— BEGIN RECORDS SHOWN —

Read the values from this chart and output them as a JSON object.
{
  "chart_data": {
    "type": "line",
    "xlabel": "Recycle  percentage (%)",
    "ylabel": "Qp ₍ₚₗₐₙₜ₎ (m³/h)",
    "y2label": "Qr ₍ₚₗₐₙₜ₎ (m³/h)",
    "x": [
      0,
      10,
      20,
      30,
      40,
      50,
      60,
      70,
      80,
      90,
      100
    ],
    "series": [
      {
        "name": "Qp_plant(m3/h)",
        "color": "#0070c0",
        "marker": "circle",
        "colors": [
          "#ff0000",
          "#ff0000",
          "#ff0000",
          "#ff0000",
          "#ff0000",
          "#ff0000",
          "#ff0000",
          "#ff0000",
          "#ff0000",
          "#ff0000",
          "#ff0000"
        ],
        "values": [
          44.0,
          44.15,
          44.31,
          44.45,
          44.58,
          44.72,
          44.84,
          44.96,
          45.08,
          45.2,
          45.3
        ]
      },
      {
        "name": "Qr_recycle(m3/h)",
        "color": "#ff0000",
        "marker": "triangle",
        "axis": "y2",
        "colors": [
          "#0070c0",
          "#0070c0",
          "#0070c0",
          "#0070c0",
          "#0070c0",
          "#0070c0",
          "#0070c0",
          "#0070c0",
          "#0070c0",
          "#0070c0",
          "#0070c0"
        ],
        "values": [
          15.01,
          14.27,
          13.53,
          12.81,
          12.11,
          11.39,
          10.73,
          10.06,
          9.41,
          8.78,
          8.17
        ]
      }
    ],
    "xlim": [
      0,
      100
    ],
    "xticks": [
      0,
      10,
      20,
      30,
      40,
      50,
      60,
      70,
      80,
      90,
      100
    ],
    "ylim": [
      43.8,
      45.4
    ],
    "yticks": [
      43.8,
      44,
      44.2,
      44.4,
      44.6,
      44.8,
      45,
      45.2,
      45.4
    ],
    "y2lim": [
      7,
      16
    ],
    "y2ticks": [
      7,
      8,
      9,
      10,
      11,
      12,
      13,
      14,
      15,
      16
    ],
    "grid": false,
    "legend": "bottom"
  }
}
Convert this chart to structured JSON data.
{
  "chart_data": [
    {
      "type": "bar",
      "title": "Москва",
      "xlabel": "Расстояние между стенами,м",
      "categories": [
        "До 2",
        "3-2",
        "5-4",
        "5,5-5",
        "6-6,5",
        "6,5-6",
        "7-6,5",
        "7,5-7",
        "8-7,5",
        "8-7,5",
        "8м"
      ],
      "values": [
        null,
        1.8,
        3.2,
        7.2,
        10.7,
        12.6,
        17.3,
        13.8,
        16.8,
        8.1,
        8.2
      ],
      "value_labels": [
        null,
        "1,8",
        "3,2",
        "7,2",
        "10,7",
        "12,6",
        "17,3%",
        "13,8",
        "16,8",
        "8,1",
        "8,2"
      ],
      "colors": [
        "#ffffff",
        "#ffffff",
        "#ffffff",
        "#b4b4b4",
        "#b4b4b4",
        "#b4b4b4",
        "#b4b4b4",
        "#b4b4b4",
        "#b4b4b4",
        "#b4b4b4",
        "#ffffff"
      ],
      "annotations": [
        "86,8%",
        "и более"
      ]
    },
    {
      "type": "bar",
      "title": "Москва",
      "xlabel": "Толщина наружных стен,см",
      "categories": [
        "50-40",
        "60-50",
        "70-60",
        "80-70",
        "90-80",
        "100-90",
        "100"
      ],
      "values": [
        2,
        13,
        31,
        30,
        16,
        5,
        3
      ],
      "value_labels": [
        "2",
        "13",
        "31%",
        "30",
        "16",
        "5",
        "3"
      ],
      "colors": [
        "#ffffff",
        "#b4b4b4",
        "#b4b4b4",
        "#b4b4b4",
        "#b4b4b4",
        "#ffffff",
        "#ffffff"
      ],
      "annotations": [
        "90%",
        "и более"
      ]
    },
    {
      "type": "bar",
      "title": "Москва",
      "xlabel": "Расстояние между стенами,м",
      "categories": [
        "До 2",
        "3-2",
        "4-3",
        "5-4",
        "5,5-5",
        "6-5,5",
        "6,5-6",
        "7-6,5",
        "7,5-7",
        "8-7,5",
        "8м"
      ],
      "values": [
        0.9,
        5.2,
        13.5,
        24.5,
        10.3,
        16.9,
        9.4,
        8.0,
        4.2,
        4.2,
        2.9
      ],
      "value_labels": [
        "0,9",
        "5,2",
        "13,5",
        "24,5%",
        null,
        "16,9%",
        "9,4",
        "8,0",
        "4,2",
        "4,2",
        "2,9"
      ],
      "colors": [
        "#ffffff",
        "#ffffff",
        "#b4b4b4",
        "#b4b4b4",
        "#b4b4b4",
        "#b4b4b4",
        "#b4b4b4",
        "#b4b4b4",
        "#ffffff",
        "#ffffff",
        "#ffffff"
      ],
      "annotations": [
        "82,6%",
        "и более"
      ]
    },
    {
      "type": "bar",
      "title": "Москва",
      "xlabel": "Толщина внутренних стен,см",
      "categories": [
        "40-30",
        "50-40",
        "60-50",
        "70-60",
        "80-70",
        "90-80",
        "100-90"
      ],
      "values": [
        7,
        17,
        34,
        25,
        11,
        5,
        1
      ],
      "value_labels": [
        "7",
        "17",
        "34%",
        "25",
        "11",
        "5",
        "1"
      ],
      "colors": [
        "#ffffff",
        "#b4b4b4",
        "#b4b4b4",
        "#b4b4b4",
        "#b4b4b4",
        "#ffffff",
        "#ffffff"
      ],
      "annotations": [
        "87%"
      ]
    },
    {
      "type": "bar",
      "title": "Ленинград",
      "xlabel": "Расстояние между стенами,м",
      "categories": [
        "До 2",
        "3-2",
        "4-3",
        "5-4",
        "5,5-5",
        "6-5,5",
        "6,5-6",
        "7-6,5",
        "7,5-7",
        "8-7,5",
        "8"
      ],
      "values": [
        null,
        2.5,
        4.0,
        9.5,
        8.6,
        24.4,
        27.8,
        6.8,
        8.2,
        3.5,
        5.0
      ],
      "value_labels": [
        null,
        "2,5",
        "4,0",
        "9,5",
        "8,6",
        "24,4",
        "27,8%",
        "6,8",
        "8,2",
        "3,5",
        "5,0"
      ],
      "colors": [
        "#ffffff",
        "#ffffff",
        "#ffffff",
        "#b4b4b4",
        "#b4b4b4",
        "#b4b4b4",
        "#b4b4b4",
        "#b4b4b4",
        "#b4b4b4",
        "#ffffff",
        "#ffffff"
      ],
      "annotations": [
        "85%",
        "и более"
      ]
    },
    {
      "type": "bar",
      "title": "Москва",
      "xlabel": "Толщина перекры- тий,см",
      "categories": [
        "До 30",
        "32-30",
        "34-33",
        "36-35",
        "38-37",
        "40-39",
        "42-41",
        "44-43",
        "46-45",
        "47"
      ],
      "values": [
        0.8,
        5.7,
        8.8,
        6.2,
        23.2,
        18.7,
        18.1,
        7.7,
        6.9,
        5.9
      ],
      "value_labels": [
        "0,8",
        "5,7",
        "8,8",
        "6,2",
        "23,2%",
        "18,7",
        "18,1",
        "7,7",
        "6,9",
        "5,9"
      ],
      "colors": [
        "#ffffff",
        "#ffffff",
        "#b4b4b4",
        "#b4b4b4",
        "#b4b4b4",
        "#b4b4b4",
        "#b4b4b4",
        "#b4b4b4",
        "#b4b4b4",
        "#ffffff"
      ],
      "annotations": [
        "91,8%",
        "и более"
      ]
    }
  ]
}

— END RECORDS SHOWN —

■ OBJECTIVE: Give the entries once more, exactly as they appear.

■ TASK SOLUTION:
Read the values from this chart and output them as a JSON object.
{
  "chart_data": {
    "type": "line",
    "xlabel": "Recycle  percentage (%)",
    "ylabel": "Qp ₍ₚₗₐₙₜ₎ (m³/h)",
    "y2label": "Qr ₍ₚₗₐₙₜ₎ (m³/h)",
    "x": [
      0,
      10,
      20,
      30,
      40,
      50,
      60,
      70,
      80,
      90,
      100
    ],
    "series": [
      {
        "name": "Qp_plant(m3/h)",
        "color": "#0070c0",
        "marker": "circle",
        "colors": [
          "#ff0000",
          "#ff0000",
          "#ff0000",
          "#ff0000",
          "#ff0000",
          "#ff0000",
          "#ff0000",
          "#ff0000",
          "#ff0000",
          "#ff0000",
          "#ff0000"
        ],
        "values": [
          44.0,
          44.15,
          44.31,
          44.45,
          44.58,
          44.72,
          44.84,
          44.96,
          45.08,
          45.2,
          45.3
        ]
      },
      {
        "name": "Qr_recycle(m3/h)",
        "color": "#ff0000",
        "marker": "triangle",
        "axis": "y2",
        "colors": [
          "#0070c0",
          "#0070c0",
          "#0070c0",
          "#0070c0",
          "#0070c0",
          "#0070c0",
          "#0070c0",
          "#0070c0",
          "#0070c0",
          "#0070c0",
          "#0070c0"
        ],
        "values": [
          15.01,
          14.27,
          13.53,
          12.81,
          12.11,
          11.39,
          10.73,
          10.06,
          9.41,
          8.78,
          8.17
        ]
      }
    ],
    "xlim": [
      0,
      100
    ],
    "xticks": [
      0,
      10,
      20,
      30,
      40,
      50,
      60,
      70,
      80,
      90,
      100
    ],
    "ylim": [
      43.8,
      45.4
    ],
    "yticks": [
      43.8,
      44,
      44.2,
      44.4,
      44.6,
      44.8,
      45,
      45.2,
      45.4
    ],
    "y2lim": [
      7,
      16
    ],
    "y2ticks": [
      7,
      8,
      9,
      10,
      11,
      12,
      13,
      14,
      15,
      16
    ],
    "grid": false,
    "legend": "bottom"
  }
}
Convert this chart to structured JSON data.
{
  "chart_data": [
    {
      "type": "bar",
      "title": "Москва",
      "xlabel": "Расстояние между стенами,м",
      "categories": [
        "До 2",
        "3-2",
        "5-4",
        "5,5-5",
        "6-6,5",
        "6,5-6",
        "7-6,5",
        "7,5-7",
        "8-7,5",
        "8-7,5",
        "8м"
      ],
      "values": [
        null,
        1.8,
        3.2,
        7.2,
        10.7,
        12.6,
        17.3,
        13.8,
        16.8,
        8.1,
        8.2
      ],
      "value_labels": [
        null,
        "1,8",
        "3,2",
        "7,2",
        "10,7",
        "12,6",
        "17,3%",
        "13,8",
        "16,8",
        "8,1",
        "8,2"
      ],
      "colors": [
        "#ffffff",
        "#ffffff",
        "#ffffff",
        "#b4b4b4",
        "#b4b4b4",
        "#b4b4b4",
        "#b4b4b4",
        "#b4b4b4",
        "#b4b4b4",
        "#b4b4b4",
        "#ffffff"
      ],
      "annotations": [
        "86,8%",
        "и более"
      ]
    },
    {
      "type": "bar",
      "title": "Москва",
      "xlabel": "Толщина наружных стен,см",
      "categories": [
        "50-40",
        "60-50",
        "70-60",
        "80-70",
        "90-80",
        "100-90",
        "100"
      ],
      "values": [
        2,
        13,
        31,
        30,
        16,
        5,
        3
      ],
      "value_labels": [
        "2",
        "13",
        "31%",
        "30",
        "16",
        "5",
        "3"
      ],
      "colors": [
        "#ffffff",
        "#b4b4b4",
        "#b4b4b4",
        "#b4b4b4",
        "#b4b4b4",
        "#ffffff",
        "#ffffff"
      ],
      "annotations": [
        "90%",
        "и более"
      ]
    },
    {
      "type": "bar",
      "title": "Москва",
      "xlabel": "Расстояние между стенами,м",
      "categories": [
        "До 2",
        "3-2",
        "4-3",
        "5-4",
        "5,5-5",
        "6-5,5",
        "6,5-6",
        "7-6,5",
        "7,5-7",
        "8-7,5",
        "8м"
      ],
      "values": [
        0.9,
        5.2,
        13.5,
        24.5,
        10.3,
        16.9,
        9.4,
        8.0,
        4.2,
        4.2,
        2.9
      ],
      "value_labels": [
        "0,9",
        "5,2",
        "13,5",
        "24,5%",
        null,
        "16,9%",
        "9,4",
        "8,0",
        "4,2",
        "4,2",
        "2,9"
      ],
      "colors": [
        "#ffffff",
        "#ffffff",
        "#b4b4b4",
        "#b4b4b4",
        "#b4b4b4",
        "#b4b4b4",
        "#b4b4b4",
        "#b4b4b4",
        "#ffffff",
        "#ffffff",
        "#ffffff"
      ],
      "annotations": [
        "82,6%",
        "и более"
      ]
    },
    {
      "type": "bar",
      "title": "Москва",
      "xlabel": "Толщина внутренних стен,см",
      "categories": [
        "40-30",
        "50-40",
        "60-50",
        "70-60",
        "80-70",
        "90-80",
        "100-90"
      ],
      "values": [
        7,
        17,
        34,
        25,
        11,
        5,
        1
      ],
      "value_labels": [
        "7",
        "17",
        "34%",
        "25",
        "11",
        "5",
        "1"
      ],
      "colors": [
        "#ffffff",
        "#b4b4b4",
        "#b4b4b4",
        "#b4b4b4",
        "#b4b4b4",
        "#ffffff",
        "#ffffff"
      ],
      "annotations": [
        "87%"
      ]
    },
    {
      "type": "bar",
      "title": "Ленинград",
      "xlabel": "Расстояние между стенами,м",
      "categories": [
        "До 2",
        "3-2",
        "4-3",
        "5-4",
        "5,5-5",
        "6-5,5",
        "6,5-6",
        "7-6,5",
        "7,5-7",
        "8-7,5",
        "8"
      ],
      "values": [
        null,
        2.5,
        4.0,
        9.5,
        8.6,
        24.4,
        27.8,
        6.8,
        8.2,
        3.5,
        5.0
      ],
      "value_labels": [
        null,
        "2,5",
        "4,0",
        "9,5",
        "8,6",
        "24,4",
        "27,8%",
        "6,8",
        "8,2",
        "3,5",
        "5,0"
      ],
      "colors": [
        "#ffffff",
        "#ffffff",
        "#ffffff",
        "#b4b4b4",
        "#b4b4b4",
        "#b4b4b4",
        "#b4b4b4",
        "#b4b4b4",
        "#b4b4b4",
        "#ffffff",
        "#ffffff"
      ],
      "annotations": [
        "85%",
        "и более"
      ]
    },
    {
      "type": "bar",
      "title": "Москва",
      "xlabel": "Толщина перекры- тий,см",
      "categories": [
        "До 30",
        "32-30",
        "34-33",
        "36-35",
        "38-37",
        "40-39",
        "42-41",
        "44-43",
        "46-45",
        "47"
      ],
      "values": [
        0.8,
        5.7,
        8.8,
        6.2,
        23.2,
        18.7,
        18.1,
        7.7,
        6.9,
        5.9
      ],
      "value_labels": [
        "0,8",
        "5,7",
        "8,8",
        "6,2",
        "23,2%",
        "18,7",
        "18,1",
        "7,7",
        "6,9",
        "5,9"
      ],
      "colors": [
        "#ffffff",
        "#ffffff",
        "#b4b4b4",
        "#b4b4b4",
        "#b4b4b4",
        "#b4b4b4",
        "#b4b4b4",
        "#b4b4b4",
        "#b4b4b4",
        "#ffffff"
      ],
      "annotations": [
        "91,8%",
        "и более"
      ]
    }
  ]
}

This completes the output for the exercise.